◆ **EXERCISE PROMPT**
Transcribe all the records with complete accuracy.

◆ **GIVEN RECORDS**
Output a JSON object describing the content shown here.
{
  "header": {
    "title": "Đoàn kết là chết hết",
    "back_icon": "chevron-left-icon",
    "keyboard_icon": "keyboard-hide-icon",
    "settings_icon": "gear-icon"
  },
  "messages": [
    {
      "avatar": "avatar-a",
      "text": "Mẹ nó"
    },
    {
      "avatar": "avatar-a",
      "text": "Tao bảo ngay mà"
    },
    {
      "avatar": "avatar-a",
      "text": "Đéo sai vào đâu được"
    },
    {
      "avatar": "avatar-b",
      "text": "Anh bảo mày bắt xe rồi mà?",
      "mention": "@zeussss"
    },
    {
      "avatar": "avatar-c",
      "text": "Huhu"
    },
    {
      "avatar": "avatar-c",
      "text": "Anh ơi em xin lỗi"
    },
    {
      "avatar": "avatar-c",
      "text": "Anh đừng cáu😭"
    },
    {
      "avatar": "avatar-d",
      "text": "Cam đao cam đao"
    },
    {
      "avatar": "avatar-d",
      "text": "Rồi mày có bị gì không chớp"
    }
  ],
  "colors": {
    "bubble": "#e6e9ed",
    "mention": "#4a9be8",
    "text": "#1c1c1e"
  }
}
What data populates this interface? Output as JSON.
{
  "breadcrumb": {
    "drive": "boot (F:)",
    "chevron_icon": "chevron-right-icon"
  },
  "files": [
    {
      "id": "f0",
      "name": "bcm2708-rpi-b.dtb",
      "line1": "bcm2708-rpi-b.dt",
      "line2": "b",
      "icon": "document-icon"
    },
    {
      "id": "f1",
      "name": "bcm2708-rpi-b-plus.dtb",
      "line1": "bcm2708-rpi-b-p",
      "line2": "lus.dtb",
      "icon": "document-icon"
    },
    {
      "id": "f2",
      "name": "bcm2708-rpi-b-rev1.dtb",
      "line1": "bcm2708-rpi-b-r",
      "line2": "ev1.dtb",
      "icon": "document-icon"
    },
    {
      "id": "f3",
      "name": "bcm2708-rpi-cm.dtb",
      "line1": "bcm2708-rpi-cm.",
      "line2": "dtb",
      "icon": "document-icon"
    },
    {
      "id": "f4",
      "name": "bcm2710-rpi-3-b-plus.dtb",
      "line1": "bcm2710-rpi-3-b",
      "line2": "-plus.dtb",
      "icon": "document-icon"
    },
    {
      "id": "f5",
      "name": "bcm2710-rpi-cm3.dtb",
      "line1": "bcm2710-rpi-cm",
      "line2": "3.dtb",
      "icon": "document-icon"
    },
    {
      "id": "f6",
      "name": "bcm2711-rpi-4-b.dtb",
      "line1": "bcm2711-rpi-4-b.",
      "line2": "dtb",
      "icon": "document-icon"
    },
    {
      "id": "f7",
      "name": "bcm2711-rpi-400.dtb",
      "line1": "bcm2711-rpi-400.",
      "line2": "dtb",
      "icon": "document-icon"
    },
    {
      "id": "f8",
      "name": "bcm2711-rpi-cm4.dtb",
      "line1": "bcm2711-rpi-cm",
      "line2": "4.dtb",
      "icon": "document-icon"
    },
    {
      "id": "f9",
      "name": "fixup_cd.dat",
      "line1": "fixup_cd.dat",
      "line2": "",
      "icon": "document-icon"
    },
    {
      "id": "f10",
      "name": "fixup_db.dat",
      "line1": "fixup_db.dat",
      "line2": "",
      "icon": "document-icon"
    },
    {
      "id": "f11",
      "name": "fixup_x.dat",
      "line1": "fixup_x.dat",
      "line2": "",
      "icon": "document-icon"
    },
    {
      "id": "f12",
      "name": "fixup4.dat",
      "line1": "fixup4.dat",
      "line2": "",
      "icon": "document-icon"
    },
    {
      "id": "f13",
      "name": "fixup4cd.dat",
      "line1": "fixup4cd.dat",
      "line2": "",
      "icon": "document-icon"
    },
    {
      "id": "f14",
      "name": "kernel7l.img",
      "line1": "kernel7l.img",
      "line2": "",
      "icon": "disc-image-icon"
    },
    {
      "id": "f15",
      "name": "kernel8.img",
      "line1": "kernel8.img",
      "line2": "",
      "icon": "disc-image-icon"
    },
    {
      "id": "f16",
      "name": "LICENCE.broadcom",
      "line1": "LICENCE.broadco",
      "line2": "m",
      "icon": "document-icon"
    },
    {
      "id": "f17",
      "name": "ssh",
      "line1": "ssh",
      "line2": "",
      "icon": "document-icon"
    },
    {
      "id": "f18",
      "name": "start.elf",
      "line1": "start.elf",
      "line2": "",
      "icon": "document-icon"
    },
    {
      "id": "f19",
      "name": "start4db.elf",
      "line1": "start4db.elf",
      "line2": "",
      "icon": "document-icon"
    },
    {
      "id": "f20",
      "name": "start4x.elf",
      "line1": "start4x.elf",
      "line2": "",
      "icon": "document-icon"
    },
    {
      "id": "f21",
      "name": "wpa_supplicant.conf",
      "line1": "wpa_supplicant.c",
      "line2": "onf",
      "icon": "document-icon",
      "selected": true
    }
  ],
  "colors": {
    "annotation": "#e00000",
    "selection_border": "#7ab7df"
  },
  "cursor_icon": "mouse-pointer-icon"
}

◆ **FULL ANSWER**
Output a JSON object describing the content shown here.
{
  "header": {
    "title": "Đoàn kết là chết hết",
    "back_icon": "chevron-left-icon",
    "keyboard_icon": "keyboard-hide-icon",
    "settings_icon": "gear-icon"
  },
  "messages": [
    {
      "avatar": "avatar-a",
      "text": "Mẹ nó"
    },
    {
      "avatar": "avatar-a",
      "text": "Tao bảo ngay mà"
    },
    {
      "avatar": "avatar-a",
      "text": "Đéo sai vào đâu được"
    },
    {
      "avatar": "avatar-b",
      "text": "Anh bảo mày bắt xe rồi mà?",
      "mention": "@zeussss"
    },
    {
      "avatar": "avatar-c",
      "text": "Huhu"
    },
    {
      "avatar": "avatar-c",
      "text": "Anh ơi em xin lỗi"
    },
    {
      "avatar": "avatar-c",
      "text": "Anh đừng cáu😭"
    },
    {
      "avatar": "avatar-d",
      "text": "Cam đao cam đao"
    },
    {
      "avatar": "avatar-d",
      "text": "Rồi mày có bị gì không chớp"
    }
  ],
  "colors": {
    "bubble": "#e6e9ed",
    "mention": "#4a9be8",
    "text": "#1c1c1e"
  }
}
What data populates this interface? Output as JSON.
{
  "breadcrumb": {
    "drive": "boot (F:)",
    "chevron_icon": "chevron-right-icon"
  },
  "files": [
    {
      "id": "f0",
      "name": "bcm2708-rpi-b.dtb",
      "line1": "bcm2708-rpi-b.dt",
      "line2": "b",
      "icon": "document-icon"
    },
    {
      "id": "f1",
      "name": "bcm2708-rpi-b-plus.dtb",
      "line1": "bcm2708-rpi-b-p",
      "line2": "lus.dtb",
      "icon": "document-icon"
    },
    {
      "id": "f2",
      "name": "bcm2708-rpi-b-rev1.dtb",
      "line1": "bcm2708-rpi-b-r",
      "line2": "ev1.dtb",
      "icon": "document-icon"
    },
    {
      "id": "f3",
      "name": "bcm2708-rpi-cm.dtb",
      "line1": "bcm2708-rpi-cm.",
      "line2": "dtb",
      "icon": "document-icon"
    },
    {
      "id": "f4",
      "name": "bcm2710-rpi-3-b-plus.dtb",
      "line1": "bcm2710-rpi-3-b",
      "line2": "-plus.dtb",
      "icon": "document-icon"
    },
    {
      "id": "f5",
      "name": "bcm2710-rpi-cm3.dtb",
      "line1": "bcm2710-rpi-cm",
      "line2": "3.dtb",
      "icon": "document-icon"
    },
    {
      "id": "f6",
      "name": "bcm2711-rpi-4-b.dtb",
      "line1": "bcm2711-rpi-4-b.",
      "line2": "dtb",
      "icon": "document-icon"
    },
    {
      "id": "f7",
      "name": "bcm2711-rpi-400.dtb",
      "line1": "bcm2711-rpi-400.",
      "line2": "dtb",
      "icon": "document-icon"
    },
    {
      "id": "f8",
      "name": "bcm2711-rpi-cm4.dtb",
      "line1": "bcm2711-rpi-cm",
      "line2": "4.dtb",
      "icon": "document-icon"
    },
    {
      "id": "f9",
      "name": "fixup_cd.dat",
      "line1": "fixup_cd.dat",
      "line2": "",
      "icon": "document-icon"
    },
    {
      "id": "f10",
      "name": "fixup_db.dat",
      "line1": "fixup_db.dat",
      "line2": "",
      "icon": "document-icon"
    },
    {
      "id": "f11",
      "name": "fixup_x.dat",
      "line1": "fixup_x.dat",
      "line2": "",
      "icon": "document-icon"
    },
    {
      "id": "f12",
      "name": "fixup4.dat",
      "line1": "fixup4.dat",
      "line2": "",
      "icon": "document-icon"
    },
    {
      "id": "f13",
      "name": "fixup4cd.dat",
      "line1": "fixup4cd.dat",
      "line2": "",
      "icon": "document-icon"
    },
    {
      "id": "f14",
      "name": "kernel7l.img",
      "line1": "kernel7l.img",
      "line2": "",
      "icon": "disc-image-icon"
    },
    {
      "id": "f15",
      "name": "kernel8.img",
      "line1": "kernel8.img",
      "line2": "",
      "icon": "disc-image-icon"
    },
    {
      "id": "f16",
      "name": "LICENCE.broadcom",
      "line1": "LICENCE.broadco",
      "line2": "m",
      "icon": "document-icon"
    },
    {
      "id": "f17",
      "name": "ssh",
      "line1": "ssh",
      "line2": "",
      "icon": "document-icon"
    },
    {
      "id": "f18",
      "name": "start.elf",
      "line1": "start.elf",
      "line2": "",
      "icon": "document-icon"
    },
    {
      "id": "f19",
      "name": "start4db.elf",
      "line1": "start4db.elf",
      "line2": "",
      "icon": "document-icon"
    },
    {
      "id": "f20",
      "name": "start4x.elf",
      "line1": "start4x.elf",
      "line2": "",
      "icon": "document-icon"
    },
    {
      "id": "f21",
      "name": "wpa_supplicant.conf",
      "line1": "wpa_supplicant.c",
      "line2": "onf",
      "icon": "document-icon",
      "selected": true
    }
  ],
  "colors": {
    "annotation": "#e00000",
    "selection_border": "#7ab7df"
  },
  "cursor_icon": "mouse-pointer-icon"
}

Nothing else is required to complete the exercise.